_Extract:_

The book is clearly organized, impeccably edited, and written in a well-articulated although occasionally heavy prose. Readers unfamiliar with political theory and with some of the International Relations literature may find it a bit straining at the beginning, as may be the case with those less accustomed to legal theory, even though Neyer does a good job at defining and describing his main concepts.
Of all the arguments put forward, the most controversial is the replacement of democracy with justice as the main ground for legitimacy in the European Union. Democracy cannot be supranational, argues Neyer, but justice can be, and thus justice is more appropriate to measure legitimacy. But in which way is justice operationalized concretely? The right to justification requires institutions to be transparent and accountable to the citizens. At the same time, transparency and accountability are intrinsic elements of democracy. So be it democracy or justice, improving the quality of European governance are the norms of accountability and transparency, which should be explicitly at the core of the critique and reform of the EU.

_Written tasks:_
**a.** Answer these questions from the book review:
(i) Which readers may find the book a bit straining at the beginning?
(ii) What argument does the review call the most controversial?
(iii) What does the right to justification require of institutions?
**b.** Render the records, from their first line through the line containing "close-icon[interactable]: ✕ (784, 18, 809, 48)", as a JSON list of strings with one string per line and blank lines left out.

_Data extract:_
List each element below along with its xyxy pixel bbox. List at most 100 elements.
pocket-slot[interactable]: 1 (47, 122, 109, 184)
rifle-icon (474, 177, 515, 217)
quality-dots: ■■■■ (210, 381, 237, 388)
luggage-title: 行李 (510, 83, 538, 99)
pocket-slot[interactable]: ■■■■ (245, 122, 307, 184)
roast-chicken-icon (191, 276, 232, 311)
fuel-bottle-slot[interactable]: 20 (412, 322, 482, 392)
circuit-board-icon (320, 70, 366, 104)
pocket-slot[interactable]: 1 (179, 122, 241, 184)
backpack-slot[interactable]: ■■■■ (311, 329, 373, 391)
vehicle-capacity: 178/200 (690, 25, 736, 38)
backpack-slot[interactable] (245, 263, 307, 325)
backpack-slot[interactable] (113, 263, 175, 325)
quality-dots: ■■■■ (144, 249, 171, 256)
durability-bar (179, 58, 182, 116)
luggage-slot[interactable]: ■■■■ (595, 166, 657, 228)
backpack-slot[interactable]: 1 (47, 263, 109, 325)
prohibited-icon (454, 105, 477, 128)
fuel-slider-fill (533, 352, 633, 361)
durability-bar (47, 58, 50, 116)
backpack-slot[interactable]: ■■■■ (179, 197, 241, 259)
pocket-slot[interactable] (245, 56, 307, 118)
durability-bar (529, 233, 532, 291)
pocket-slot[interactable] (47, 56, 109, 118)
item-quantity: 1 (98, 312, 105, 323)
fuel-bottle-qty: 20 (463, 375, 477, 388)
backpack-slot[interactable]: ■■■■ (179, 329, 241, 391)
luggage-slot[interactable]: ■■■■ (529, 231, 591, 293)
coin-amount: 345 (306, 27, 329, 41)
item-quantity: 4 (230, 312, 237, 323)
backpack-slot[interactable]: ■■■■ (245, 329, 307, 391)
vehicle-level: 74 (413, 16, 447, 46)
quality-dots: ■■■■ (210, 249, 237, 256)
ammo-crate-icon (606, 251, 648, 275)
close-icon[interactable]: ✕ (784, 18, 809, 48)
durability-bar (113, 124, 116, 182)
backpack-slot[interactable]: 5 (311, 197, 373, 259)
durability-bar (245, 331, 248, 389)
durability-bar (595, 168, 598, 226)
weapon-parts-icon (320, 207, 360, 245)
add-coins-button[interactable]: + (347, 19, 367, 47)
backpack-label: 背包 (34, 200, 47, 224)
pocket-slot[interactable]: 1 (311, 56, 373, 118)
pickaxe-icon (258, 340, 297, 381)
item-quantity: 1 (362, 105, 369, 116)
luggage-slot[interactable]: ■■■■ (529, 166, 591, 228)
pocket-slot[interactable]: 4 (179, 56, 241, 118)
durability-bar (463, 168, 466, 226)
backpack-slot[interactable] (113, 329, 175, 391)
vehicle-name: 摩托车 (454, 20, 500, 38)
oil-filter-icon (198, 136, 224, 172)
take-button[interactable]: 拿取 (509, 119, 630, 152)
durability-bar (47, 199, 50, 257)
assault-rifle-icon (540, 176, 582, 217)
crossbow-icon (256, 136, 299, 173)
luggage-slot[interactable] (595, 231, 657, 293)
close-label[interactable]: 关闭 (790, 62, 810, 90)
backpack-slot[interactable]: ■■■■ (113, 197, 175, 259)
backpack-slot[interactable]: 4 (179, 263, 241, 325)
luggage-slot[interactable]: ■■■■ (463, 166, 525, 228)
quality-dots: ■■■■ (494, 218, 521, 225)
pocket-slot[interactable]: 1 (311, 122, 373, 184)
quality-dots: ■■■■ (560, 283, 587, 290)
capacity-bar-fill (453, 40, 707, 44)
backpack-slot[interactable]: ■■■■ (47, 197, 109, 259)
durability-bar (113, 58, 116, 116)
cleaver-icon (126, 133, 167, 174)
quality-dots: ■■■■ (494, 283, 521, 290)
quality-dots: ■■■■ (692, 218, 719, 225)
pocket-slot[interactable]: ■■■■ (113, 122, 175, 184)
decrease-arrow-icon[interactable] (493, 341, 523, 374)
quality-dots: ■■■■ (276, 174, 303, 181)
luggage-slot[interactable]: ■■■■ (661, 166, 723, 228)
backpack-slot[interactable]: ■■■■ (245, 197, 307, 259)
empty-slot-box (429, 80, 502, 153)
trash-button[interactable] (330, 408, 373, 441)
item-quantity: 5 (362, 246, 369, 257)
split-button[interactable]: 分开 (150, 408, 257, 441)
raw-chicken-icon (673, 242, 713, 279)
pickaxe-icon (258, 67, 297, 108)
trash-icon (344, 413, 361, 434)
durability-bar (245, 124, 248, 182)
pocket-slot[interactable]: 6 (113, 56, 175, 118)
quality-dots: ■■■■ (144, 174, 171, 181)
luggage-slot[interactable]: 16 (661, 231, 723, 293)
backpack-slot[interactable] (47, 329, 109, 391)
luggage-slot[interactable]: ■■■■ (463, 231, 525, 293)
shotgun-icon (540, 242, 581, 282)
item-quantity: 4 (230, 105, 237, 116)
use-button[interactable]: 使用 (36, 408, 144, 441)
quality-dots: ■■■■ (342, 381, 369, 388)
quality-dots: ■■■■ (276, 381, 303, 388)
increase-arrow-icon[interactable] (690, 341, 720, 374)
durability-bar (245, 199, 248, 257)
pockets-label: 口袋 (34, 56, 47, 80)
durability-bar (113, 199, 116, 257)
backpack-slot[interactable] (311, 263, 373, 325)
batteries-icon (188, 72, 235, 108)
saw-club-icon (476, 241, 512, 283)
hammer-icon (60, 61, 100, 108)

_The solutions:_
**a.**
(i) Readers unfamiliar with political theory and with some of the International Relations literature, and those less accustomed to legal theory.
(ii) The replacement of democracy with justice as the main ground for legitimacy in the European Union.
(iii) It requires institutions to be transparent and accountable to the citizens.

**b.**
[
  "List each element below along with its xyxy pixel bbox. List at most 100 elements.",
  "pocket-slot[interactable]: 1 (47, 122, 109, 184)",
  "rifle-icon (474, 177, 515, 217)",
  "quality-dots: ■■■■ (210, 381, 237, 388)",
  "luggage-title: 行李 (510, 83, 538, 99)",
  "pocket-slot[interactable]: ■■■■ (245, 122, 307, 184)",
  "roast-chicken-icon (191, 276, 232, 311)",
  "fuel-bottle-slot[interactable]: 20 (412, 322, 482, 392)",
  "circuit-board-icon (320, 70, 366, 104)",
  "pocket-slot[interactable]: 1 (179, 122, 241, 184)",
  "backpack-slot[interactable]: ■■■■ (311, 329, 373, 391)",
  "vehicle-capacity: 178/200 (690, 25, 736, 38)",
  "backpack-slot[interactable] (245, 263, 307, 325)",
  "backpack-slot[interactable] (113, 263, 175, 325)",
  "quality-dots: ■■■■ (144, 249, 171, 256)",
  "durability-bar (179, 58, 182, 116)",
  "luggage-slot[interactable]: ■■■■ (595, 166, 657, 228)",
  "backpack-slot[interactable]: 1 (47, 263, 109, 325)",
  "prohibited-icon (454, 105, 477, 128)",
  "fuel-slider-fill (533, 352, 633, 361)",
  "durability-bar (47, 58, 50, 116)",
  "backpack-slot[interactable]: ■■■■ (179, 197, 241, 259)",
  "pocket-slot[interactable] (245, 56, 307, 118)",
  "durability-bar (529, 233, 532, 291)",
  "pocket-slot[interactable] (47, 56, 109, 118)",
  "item-quantity: 1 (98, 312, 105, 323)",
  "fuel-bottle-qty: 20 (463, 375, 477, 388)",
  "backpack-slot[interactable]: ■■■■ (179, 329, 241, 391)",
  "luggage-slot[interactable]: ■■■■ (529, 231, 591, 293)",
  "coin-amount: 345 (306, 27, 329, 41)",
  "item-quantity: 4 (230, 312, 237, 323)",
  "backpack-slot[interactable]: ■■■■ (245, 329, 307, 391)",
  "vehicle-level: 74 (413, 16, 447, 46)",
  "quality-dots: ■■■■ (210, 249, 237, 256)",
  "ammo-crate-icon (606, 251, 648, 275)",
  "close-icon[interactable]: ✕ (784, 18, 809, 48)"
]